O espírito científico-naturalista, o qual é tanto uma negação da inteligência quanto o irracionalismo, começa por negar o objeto da inteligência, que é a estrutura ôntica da realidade, declarando a homogeneidade dos seres e afirmando que compreender não é nada mais do que explicar um fenômeno pelas suas causas próximas, isto é, explicar um fenômeno por outro fenômeno, sem a necessária lógica para chegar à conclusão final de que uma causa inicial não pode deixar de ser admitida, a qual, por não ser ela própria fenômeno, tem que ser Nômeno, Causa Primeira, Ser Absoluto. À admissão de que essa Causa Primeira se impõe ao pensamento chegou o relativismo de Einstein [1], segundo o qual o mundo não se explicaria sem o impulso de ruptura do equilíbrio inicial absoluto, isto é, sem o ato criador.

== == ==

**ENUNCIADO**
Atualize o trecho sobre o espírito científico-naturalista de "O espírito científico-naturalista, o" até "o ato criador.", inclusive, trocando "fenômeno" por "acontecimento". As entradas provêm de uma fonte diferente.

== == ==

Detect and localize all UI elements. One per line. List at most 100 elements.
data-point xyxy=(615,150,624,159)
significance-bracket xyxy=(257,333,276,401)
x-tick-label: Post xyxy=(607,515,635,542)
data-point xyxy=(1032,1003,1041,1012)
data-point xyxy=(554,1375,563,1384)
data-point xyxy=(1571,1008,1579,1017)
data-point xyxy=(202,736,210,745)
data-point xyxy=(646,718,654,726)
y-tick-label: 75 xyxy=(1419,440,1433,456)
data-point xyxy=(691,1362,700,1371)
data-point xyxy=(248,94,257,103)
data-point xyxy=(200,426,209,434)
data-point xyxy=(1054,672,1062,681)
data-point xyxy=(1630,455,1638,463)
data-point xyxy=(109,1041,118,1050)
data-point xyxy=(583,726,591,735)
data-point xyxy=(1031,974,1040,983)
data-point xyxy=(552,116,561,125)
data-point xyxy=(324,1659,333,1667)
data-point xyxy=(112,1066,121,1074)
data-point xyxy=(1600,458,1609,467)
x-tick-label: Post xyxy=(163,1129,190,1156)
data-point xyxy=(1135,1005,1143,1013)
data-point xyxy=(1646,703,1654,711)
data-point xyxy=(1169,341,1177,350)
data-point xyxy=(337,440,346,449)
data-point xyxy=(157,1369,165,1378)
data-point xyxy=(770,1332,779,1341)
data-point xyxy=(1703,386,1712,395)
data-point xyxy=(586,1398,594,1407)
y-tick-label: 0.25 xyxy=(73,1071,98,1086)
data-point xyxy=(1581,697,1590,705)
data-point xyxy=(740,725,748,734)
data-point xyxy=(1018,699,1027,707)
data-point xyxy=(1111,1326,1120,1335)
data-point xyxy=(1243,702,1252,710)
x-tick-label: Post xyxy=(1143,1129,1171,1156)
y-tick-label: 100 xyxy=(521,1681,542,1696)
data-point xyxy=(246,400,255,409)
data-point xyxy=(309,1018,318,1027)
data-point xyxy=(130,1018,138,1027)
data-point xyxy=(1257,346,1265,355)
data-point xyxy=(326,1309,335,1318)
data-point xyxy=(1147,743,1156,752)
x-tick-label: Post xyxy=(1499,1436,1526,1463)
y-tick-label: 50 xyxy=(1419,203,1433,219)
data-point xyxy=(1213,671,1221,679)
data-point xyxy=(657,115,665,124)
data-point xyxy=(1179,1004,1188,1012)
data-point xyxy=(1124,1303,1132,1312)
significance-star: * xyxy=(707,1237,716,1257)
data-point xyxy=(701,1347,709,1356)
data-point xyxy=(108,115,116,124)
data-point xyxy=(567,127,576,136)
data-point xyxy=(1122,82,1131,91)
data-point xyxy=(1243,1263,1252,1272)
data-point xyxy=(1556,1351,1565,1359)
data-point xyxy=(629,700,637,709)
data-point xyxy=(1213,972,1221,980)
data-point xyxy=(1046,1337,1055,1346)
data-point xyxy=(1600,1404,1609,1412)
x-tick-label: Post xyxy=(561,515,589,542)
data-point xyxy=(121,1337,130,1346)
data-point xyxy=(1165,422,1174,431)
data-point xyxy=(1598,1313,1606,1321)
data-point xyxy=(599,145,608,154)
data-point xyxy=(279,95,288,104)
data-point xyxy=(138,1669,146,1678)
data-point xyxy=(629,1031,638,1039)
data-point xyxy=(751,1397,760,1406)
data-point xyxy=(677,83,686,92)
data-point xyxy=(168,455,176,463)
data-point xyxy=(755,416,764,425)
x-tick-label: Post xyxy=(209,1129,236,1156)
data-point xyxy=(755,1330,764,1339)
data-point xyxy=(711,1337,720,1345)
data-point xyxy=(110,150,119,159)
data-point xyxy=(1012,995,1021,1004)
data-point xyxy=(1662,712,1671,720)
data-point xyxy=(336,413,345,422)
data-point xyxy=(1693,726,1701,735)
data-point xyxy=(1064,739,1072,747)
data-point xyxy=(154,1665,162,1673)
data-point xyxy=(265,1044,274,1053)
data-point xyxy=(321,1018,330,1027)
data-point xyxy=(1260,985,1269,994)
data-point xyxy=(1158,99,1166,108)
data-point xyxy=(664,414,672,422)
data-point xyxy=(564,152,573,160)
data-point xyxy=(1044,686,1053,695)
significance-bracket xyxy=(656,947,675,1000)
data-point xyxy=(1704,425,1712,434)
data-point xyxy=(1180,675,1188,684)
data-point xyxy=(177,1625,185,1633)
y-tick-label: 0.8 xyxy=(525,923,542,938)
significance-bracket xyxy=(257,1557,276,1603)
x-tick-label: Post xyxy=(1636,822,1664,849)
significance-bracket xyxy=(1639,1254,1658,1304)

== == ==

**RESULTADO DA TAREFA**
O espírito científico-naturalista, o qual é tanto uma negação da inteligência quanto o irracionalismo, começa por negar o objeto da inteligência, que é a estrutura ôntica da realidade, declarando a homogeneidade dos seres e afirmando que compreender não é nada mais do que explicar um acontecimento pelas suas causas próximas, isto é, explicar um acontecimento por outro acontecimento, sem a necessária lógica para chegar à conclusão final de que uma causa inicial não pode deixar de ser admitida, a qual, por não ser ela própria acontecimento, tem que ser Nômeno, Causa Primeira, Ser Absoluto. À admissão de que essa Causa Primeira se impõe ao pensamento chegou o relativismo de Einstein [1], segundo o qual o mundo não se explicaria sem o impulso de ruptura do equilíbrio inicial absoluto, isto é, sem o ato criador.